- Your objective
In the data below, find every line that has the string "verified", and copy it.

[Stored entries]
>>
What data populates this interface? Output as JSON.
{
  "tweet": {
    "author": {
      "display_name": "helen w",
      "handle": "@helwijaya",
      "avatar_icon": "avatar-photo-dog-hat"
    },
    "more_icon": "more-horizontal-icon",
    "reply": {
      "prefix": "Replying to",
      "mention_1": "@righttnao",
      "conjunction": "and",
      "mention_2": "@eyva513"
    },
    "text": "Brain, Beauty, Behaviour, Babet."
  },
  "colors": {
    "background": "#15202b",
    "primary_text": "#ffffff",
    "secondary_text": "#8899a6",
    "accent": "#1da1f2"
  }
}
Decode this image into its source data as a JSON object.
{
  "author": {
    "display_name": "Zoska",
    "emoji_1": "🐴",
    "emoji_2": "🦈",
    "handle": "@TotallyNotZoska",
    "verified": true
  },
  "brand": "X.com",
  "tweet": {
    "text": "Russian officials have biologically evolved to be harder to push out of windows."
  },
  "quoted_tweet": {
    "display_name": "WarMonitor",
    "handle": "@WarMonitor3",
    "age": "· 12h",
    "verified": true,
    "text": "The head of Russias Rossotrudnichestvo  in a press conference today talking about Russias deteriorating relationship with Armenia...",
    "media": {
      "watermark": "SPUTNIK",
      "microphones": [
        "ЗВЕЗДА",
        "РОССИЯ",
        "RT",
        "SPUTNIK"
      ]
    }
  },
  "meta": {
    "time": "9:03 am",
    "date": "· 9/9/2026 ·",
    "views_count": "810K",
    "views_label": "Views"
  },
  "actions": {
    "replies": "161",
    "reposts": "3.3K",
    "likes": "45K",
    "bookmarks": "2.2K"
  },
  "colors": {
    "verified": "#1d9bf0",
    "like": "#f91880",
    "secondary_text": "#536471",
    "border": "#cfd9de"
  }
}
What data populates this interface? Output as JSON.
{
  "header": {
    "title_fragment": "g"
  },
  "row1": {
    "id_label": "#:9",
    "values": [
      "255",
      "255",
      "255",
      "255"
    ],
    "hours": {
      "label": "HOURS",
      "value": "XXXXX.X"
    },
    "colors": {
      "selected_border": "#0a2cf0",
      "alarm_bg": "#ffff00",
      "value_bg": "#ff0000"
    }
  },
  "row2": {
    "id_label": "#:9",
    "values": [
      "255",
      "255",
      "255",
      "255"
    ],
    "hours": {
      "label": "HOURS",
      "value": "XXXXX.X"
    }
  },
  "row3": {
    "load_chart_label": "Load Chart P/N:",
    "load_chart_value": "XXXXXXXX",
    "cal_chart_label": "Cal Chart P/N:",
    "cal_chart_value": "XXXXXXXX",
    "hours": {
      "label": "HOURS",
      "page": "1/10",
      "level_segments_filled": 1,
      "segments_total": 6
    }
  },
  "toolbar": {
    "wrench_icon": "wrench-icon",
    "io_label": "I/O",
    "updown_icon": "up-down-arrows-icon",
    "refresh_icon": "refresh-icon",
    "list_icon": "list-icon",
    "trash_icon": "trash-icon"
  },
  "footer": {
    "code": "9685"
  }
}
<<
>>
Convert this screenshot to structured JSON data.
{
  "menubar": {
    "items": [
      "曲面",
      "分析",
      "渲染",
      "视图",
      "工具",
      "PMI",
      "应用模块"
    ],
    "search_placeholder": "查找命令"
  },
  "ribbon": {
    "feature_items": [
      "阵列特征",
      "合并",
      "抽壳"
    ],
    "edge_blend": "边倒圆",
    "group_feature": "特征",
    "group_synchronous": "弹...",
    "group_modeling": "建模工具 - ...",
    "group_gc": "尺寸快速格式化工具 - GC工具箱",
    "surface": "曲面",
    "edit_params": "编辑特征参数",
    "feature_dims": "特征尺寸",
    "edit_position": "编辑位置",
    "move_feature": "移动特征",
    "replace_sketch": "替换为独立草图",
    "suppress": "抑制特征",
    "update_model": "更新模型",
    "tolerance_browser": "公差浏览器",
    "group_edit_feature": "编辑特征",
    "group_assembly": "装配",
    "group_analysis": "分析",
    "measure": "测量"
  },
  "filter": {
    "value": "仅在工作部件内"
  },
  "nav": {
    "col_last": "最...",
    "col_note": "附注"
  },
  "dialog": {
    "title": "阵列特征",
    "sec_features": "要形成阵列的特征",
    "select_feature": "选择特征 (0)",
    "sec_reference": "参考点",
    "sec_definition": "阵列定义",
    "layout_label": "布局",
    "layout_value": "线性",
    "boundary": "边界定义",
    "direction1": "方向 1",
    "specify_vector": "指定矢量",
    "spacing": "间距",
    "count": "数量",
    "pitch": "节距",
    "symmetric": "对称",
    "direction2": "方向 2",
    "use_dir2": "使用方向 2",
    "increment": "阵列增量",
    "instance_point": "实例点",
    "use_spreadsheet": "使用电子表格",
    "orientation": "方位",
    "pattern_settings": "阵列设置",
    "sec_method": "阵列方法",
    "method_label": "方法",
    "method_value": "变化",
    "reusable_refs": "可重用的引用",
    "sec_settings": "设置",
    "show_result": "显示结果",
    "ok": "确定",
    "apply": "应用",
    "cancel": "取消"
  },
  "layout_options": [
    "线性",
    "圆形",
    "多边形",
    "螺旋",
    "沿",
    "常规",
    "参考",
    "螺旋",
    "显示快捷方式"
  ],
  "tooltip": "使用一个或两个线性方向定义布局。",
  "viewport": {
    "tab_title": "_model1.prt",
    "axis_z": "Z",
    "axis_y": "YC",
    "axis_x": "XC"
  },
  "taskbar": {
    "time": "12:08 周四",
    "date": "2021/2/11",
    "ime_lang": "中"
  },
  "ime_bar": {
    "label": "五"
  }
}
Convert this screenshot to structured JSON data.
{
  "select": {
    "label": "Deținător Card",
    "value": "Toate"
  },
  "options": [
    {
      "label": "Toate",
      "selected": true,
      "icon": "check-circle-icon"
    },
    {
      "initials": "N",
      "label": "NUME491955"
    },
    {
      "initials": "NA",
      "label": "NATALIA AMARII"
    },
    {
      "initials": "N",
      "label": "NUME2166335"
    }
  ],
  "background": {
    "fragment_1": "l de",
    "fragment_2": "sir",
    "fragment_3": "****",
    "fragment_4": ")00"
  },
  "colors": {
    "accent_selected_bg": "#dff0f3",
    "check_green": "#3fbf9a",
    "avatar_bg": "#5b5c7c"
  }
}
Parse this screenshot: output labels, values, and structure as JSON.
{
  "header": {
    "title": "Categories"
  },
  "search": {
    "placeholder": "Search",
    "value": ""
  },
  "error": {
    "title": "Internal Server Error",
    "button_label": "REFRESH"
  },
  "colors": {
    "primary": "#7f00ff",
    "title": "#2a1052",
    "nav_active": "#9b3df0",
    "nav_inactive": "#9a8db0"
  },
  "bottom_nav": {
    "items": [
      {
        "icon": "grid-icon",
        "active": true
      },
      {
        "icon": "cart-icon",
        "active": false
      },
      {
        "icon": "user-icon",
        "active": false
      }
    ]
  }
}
<<
- Task output
    "verified": true
    "verified": true,
    "verified": "#1d9bf0",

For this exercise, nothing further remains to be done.